--- begin ---

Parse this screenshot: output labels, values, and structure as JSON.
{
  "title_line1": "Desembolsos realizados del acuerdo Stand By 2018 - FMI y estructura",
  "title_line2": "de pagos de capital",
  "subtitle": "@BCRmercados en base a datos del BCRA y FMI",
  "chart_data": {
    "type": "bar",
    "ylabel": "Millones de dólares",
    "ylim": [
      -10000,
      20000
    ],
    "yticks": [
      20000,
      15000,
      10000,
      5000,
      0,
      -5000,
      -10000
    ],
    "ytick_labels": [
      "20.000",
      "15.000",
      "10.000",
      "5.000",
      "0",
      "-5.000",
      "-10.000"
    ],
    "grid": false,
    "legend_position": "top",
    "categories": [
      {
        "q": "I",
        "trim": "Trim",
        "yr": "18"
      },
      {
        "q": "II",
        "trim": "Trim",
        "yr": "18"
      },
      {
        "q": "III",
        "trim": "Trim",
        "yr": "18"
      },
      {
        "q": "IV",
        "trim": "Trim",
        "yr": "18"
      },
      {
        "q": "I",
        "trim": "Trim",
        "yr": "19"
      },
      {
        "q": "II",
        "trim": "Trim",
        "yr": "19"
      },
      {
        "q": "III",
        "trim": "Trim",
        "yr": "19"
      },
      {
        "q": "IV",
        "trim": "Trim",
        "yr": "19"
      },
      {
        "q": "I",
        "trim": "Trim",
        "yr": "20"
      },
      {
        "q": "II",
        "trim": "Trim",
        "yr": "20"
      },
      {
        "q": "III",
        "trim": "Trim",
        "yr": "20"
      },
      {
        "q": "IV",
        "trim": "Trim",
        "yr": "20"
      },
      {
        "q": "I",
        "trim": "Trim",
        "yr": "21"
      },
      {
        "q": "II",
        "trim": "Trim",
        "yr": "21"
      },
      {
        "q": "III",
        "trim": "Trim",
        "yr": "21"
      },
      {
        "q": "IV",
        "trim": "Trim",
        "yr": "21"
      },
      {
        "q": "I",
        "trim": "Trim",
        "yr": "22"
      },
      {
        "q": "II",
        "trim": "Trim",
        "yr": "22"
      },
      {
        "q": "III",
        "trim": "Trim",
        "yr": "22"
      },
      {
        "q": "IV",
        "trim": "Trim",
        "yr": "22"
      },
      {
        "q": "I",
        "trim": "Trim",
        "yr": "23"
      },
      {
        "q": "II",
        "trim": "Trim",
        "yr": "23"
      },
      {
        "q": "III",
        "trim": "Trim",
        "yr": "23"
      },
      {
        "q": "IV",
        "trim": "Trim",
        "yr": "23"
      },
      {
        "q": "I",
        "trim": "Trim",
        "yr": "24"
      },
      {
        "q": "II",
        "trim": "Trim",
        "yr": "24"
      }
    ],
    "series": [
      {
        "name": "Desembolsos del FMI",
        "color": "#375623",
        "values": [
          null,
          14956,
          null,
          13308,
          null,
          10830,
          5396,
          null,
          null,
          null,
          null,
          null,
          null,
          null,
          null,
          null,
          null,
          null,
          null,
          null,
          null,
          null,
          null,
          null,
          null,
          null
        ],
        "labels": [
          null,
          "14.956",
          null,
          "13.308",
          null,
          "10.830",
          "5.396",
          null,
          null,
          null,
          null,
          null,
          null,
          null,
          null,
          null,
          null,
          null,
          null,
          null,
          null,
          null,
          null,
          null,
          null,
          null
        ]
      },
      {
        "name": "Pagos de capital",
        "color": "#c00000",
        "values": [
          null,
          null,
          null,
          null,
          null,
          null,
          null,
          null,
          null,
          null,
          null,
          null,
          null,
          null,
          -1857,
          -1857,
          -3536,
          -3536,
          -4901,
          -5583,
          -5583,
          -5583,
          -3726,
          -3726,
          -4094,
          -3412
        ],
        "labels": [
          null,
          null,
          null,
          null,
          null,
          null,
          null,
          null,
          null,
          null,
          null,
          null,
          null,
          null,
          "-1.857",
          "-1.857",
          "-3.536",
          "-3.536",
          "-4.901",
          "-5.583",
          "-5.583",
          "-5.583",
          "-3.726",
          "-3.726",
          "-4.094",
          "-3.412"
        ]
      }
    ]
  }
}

--- end ---

• WHAT IS REQUIRED
Read the entries and pick out all lines that include the word "name".

• TASK SOLUTION
        "name": "Desembolsos del FMI",
        "name": "Pagos de capital",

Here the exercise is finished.